THE EXERCISE:
Copy every line of the listing exactly.

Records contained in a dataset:

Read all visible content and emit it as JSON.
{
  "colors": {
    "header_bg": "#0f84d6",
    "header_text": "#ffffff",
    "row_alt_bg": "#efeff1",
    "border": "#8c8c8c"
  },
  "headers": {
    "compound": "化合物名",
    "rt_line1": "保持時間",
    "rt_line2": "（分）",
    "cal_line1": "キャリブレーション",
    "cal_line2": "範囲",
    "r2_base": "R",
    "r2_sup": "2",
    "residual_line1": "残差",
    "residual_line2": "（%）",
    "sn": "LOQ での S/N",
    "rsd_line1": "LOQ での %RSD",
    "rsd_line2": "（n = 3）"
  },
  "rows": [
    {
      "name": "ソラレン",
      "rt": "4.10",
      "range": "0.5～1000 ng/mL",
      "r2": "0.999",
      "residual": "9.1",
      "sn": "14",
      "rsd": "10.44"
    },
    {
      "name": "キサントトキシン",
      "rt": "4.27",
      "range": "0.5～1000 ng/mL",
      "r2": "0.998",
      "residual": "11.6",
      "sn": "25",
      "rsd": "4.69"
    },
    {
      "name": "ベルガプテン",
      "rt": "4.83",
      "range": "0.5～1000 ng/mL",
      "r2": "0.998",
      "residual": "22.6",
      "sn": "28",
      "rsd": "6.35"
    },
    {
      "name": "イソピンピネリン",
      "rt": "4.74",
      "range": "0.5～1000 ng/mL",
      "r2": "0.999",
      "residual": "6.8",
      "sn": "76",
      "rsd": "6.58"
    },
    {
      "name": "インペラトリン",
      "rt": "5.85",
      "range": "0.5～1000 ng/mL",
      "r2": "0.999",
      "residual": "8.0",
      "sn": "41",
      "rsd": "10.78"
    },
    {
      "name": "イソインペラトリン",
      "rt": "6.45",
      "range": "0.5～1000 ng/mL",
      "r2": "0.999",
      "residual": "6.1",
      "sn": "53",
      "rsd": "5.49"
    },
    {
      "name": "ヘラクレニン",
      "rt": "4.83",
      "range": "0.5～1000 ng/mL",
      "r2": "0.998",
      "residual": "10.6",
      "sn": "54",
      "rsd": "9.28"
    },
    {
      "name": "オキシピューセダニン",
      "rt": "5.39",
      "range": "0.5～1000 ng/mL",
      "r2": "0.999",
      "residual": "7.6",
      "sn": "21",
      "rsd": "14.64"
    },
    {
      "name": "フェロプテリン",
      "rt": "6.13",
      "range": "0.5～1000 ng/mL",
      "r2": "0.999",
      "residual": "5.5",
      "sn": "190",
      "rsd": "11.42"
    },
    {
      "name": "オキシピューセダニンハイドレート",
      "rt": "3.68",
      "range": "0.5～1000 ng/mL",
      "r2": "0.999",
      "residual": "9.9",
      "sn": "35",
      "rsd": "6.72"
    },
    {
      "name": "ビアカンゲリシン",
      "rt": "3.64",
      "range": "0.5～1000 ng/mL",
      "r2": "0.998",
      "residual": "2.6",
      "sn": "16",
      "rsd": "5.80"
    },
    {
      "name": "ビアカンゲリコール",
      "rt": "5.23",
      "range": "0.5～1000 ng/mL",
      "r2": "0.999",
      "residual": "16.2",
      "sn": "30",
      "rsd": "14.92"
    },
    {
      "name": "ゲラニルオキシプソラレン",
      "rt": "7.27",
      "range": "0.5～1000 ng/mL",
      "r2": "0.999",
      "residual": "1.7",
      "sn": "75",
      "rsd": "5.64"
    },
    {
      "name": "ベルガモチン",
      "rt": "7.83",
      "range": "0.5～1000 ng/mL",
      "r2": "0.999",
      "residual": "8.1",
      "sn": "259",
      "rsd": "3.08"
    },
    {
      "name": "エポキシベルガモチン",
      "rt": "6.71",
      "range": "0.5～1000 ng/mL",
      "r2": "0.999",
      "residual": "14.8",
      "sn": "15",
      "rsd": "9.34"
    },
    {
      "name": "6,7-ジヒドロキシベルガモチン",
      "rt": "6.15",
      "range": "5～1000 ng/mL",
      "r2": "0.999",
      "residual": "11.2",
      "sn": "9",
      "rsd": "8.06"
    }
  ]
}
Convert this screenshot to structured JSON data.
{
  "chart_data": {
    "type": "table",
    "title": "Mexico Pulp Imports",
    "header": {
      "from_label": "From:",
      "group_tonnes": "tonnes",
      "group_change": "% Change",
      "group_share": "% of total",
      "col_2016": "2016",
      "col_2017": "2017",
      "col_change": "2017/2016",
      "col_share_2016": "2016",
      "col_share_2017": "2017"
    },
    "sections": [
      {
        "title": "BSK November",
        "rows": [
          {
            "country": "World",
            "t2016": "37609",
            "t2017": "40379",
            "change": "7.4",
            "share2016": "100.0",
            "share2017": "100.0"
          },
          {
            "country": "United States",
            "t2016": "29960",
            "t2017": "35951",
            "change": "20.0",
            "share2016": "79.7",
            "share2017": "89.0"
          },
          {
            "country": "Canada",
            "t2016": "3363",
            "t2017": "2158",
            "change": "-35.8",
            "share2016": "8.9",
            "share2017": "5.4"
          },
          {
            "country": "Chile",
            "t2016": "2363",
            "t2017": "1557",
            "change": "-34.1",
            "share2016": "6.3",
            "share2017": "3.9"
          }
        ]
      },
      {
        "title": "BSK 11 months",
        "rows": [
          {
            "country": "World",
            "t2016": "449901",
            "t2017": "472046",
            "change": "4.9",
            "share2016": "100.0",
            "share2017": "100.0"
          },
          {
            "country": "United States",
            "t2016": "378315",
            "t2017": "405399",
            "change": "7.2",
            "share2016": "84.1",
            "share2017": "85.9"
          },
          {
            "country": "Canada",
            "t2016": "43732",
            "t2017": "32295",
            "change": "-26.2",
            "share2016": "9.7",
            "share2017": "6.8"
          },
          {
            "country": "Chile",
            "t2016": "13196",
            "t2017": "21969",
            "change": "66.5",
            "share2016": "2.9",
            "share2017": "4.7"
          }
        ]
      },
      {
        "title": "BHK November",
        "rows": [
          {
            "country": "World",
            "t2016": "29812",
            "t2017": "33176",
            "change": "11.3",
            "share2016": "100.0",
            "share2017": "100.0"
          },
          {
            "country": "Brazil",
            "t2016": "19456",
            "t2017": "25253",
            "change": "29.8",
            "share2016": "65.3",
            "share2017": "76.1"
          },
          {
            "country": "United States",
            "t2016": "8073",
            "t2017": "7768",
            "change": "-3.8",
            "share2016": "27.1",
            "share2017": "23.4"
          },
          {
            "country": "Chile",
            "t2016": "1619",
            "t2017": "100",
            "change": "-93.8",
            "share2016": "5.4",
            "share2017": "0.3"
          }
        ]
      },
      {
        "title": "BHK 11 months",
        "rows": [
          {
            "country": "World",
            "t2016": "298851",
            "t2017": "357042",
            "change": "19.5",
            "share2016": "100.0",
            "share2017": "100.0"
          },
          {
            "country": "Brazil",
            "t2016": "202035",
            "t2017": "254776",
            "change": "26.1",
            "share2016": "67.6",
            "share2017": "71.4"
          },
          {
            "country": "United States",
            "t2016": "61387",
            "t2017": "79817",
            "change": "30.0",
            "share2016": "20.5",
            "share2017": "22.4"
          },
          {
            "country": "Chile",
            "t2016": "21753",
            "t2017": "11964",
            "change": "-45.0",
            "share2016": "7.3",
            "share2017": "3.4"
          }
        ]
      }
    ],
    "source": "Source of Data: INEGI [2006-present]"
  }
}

COMPLETE ANSWER:
Read all visible content and emit it as JSON.
{
  "colors": {
    "header_bg": "#0f84d6",
    "header_text": "#ffffff",
    "row_alt_bg": "#efeff1",
    "border": "#8c8c8c"
  },
  "headers": {
    "compound": "化合物名",
    "rt_line1": "保持時間",
    "rt_line2": "（分）",
    "cal_line1": "キャリブレーション",
    "cal_line2": "範囲",
    "r2_base": "R",
    "r2_sup": "2",
    "residual_line1": "残差",
    "residual_line2": "（%）",
    "sn": "LOQ での S/N",
    "rsd_line1": "LOQ での %RSD",
    "rsd_line2": "（n = 3）"
  },
  "rows": [
    {
      "name": "ソラレン",
      "rt": "4.10",
      "range": "0.5～1000 ng/mL",
      "r2": "0.999",
      "residual": "9.1",
      "sn": "14",
      "rsd": "10.44"
    },
    {
      "name": "キサントトキシン",
      "rt": "4.27",
      "range": "0.5～1000 ng/mL",
      "r2": "0.998",
      "residual": "11.6",
      "sn": "25",
      "rsd": "4.69"
    },
    {
      "name": "ベルガプテン",
      "rt": "4.83",
      "range": "0.5～1000 ng/mL",
      "r2": "0.998",
      "residual": "22.6",
      "sn": "28",
      "rsd": "6.35"
    },
    {
      "name": "イソピンピネリン",
      "rt": "4.74",
      "range": "0.5～1000 ng/mL",
      "r2": "0.999",
      "residual": "6.8",
      "sn": "76",
      "rsd": "6.58"
    },
    {
      "name": "インペラトリン",
      "rt": "5.85",
      "range": "0.5～1000 ng/mL",
      "r2": "0.999",
      "residual": "8.0",
      "sn": "41",
      "rsd": "10.78"
    },
    {
      "name": "イソインペラトリン",
      "rt": "6.45",
      "range": "0.5～1000 ng/mL",
      "r2": "0.999",
      "residual": "6.1",
      "sn": "53",
      "rsd": "5.49"
    },
    {
      "name": "ヘラクレニン",
      "rt": "4.83",
      "range": "0.5～1000 ng/mL",
      "r2": "0.998",
      "residual": "10.6",
      "sn": "54",
      "rsd": "9.28"
    },
    {
      "name": "オキシピューセダニン",
      "rt": "5.39",
      "range": "0.5～1000 ng/mL",
      "r2": "0.999",
      "residual": "7.6",
      "sn": "21",
      "rsd": "14.64"
    },
    {
      "name": "フェロプテリン",
      "rt": "6.13",
      "range": "0.5～1000 ng/mL",
      "r2": "0.999",
      "residual": "5.5",
      "sn": "190",
      "rsd": "11.42"
    },
    {
      "name": "オキシピューセダニンハイドレート",
      "rt": "3.68",
      "range": "0.5～1000 ng/mL",
      "r2": "0.999",
      "residual": "9.9",
      "sn": "35",
      "rsd": "6.72"
    },
    {
      "name": "ビアカンゲリシン",
      "rt": "3.64",
      "range": "0.5～1000 ng/mL",
      "r2": "0.998",
      "residual": "2.6",
      "sn": "16",
      "rsd": "5.80"
    },
    {
      "name": "ビアカンゲリコール",
      "rt": "5.23",
      "range": "0.5～1000 ng/mL",
      "r2": "0.999",
      "residual": "16.2",
      "sn": "30",
      "rsd": "14.92"
    },
    {
      "name": "ゲラニルオキシプソラレン",
      "rt": "7.27",
      "range": "0.5～1000 ng/mL",
      "r2": "0.999",
      "residual": "1.7",
      "sn": "75",
      "rsd": "5.64"
    },
    {
      "name": "ベルガモチン",
      "rt": "7.83",
      "range": "0.5～1000 ng/mL",
      "r2": "0.999",
      "residual": "8.1",
      "sn": "259",
      "rsd": "3.08"
    },
    {
      "name": "エポキシベルガモチン",
      "rt": "6.71",
      "range": "0.5～1000 ng/mL",
      "r2": "0.999",
      "residual": "14.8",
      "sn": "15",
      "rsd": "9.34"
    },
    {
      "name": "6,7-ジヒドロキシベルガモチン",
      "rt": "6.15",
      "range": "5～1000 ng/mL",
      "r2": "0.999",
      "residual": "11.2",
      "sn": "9",
      "rsd": "8.06"
    }
  ]
}
Convert this screenshot to structured JSON data.
{
  "chart_data": {
    "type": "table",
    "title": "Mexico Pulp Imports",
    "header": {
      "from_label": "From:",
      "group_tonnes": "tonnes",
      "group_change": "% Change",
      "group_share": "% of total",
      "col_2016": "2016",
      "col_2017": "2017",
      "col_change": "2017/2016",
      "col_share_2016": "2016",
      "col_share_2017": "2017"
    },
    "sections": [
      {
        "title": "BSK November",
        "rows": [
          {
            "country": "World",
            "t2016": "37609",
            "t2017": "40379",
            "change": "7.4",
            "share2016": "100.0",
            "share2017": "100.0"
          },
          {
            "country": "United States",
            "t2016": "29960",
            "t2017": "35951",
            "change": "20.0",
            "share2016": "79.7",
            "share2017": "89.0"
          },
          {
            "country": "Canada",
            "t2016": "3363",
            "t2017": "2158",
            "change": "-35.8",
            "share2016": "8.9",
            "share2017": "5.4"
          },
          {
            "country": "Chile",
            "t2016": "2363",
            "t2017": "1557",
            "change": "-34.1",
            "share2016": "6.3",
            "share2017": "3.9"
          }
        ]
      },
      {
        "title": "BSK 11 months",
        "rows": [
          {
            "country": "World",
            "t2016": "449901",
            "t2017": "472046",
            "change": "4.9",
            "share2016": "100.0",
            "share2017": "100.0"
          },
          {
            "country": "United States",
            "t2016": "378315",
            "t2017": "405399",
            "change": "7.2",
            "share2016": "84.1",
            "share2017": "85.9"
          },
          {
            "country": "Canada",
            "t2016": "43732",
            "t2017": "32295",
            "change": "-26.2",
            "share2016": "9.7",
            "share2017": "6.8"
          },
          {
            "country": "Chile",
            "t2016": "13196",
            "t2017": "21969",
            "change": "66.5",
            "share2016": "2.9",
            "share2017": "4.7"
          }
        ]
      },
      {
        "title": "BHK November",
        "rows": [
          {
            "country": "World",
            "t2016": "29812",
            "t2017": "33176",
            "change": "11.3",
            "share2016": "100.0",
            "share2017": "100.0"
          },
          {
            "country": "Brazil",
            "t2016": "19456",
            "t2017": "25253",
            "change": "29.8",
            "share2016": "65.3",
            "share2017": "76.1"
          },
          {
            "country": "United States",
            "t2016": "8073",
            "t2017": "7768",
            "change": "-3.8",
            "share2016": "27.1",
            "share2017": "23.4"
          },
          {
            "country": "Chile",
            "t2016": "1619",
            "t2017": "100",
            "change": "-93.8",
            "share2016": "5.4",
            "share2017": "0.3"
          }
        ]
      },
      {
        "title": "BHK 11 months",
        "rows": [
          {
            "country": "World",
            "t2016": "298851",
            "t2017": "357042",
            "change": "19.5",
            "share2016": "100.0",
            "share2017": "100.0"
          },
          {
            "country": "Brazil",
            "t2016": "202035",
            "t2017": "254776",
            "change": "26.1",
            "share2016": "67.6",
            "share2017": "71.4"
          },
          {
            "country": "United States",
            "t2016": "61387",
            "t2017": "79817",
            "change": "30.0",
            "share2016": "20.5",
            "share2017": "22.4"
          },
          {
            "country": "Chile",
            "t2016": "21753",
            "t2017": "11964",
            "change": "-45.0",
            "share2016": "7.3",
            "share2017": "3.4"
          }
        ]
      }
    ],
    "source": "Source of Data: INEGI [2006-present]"
  }
}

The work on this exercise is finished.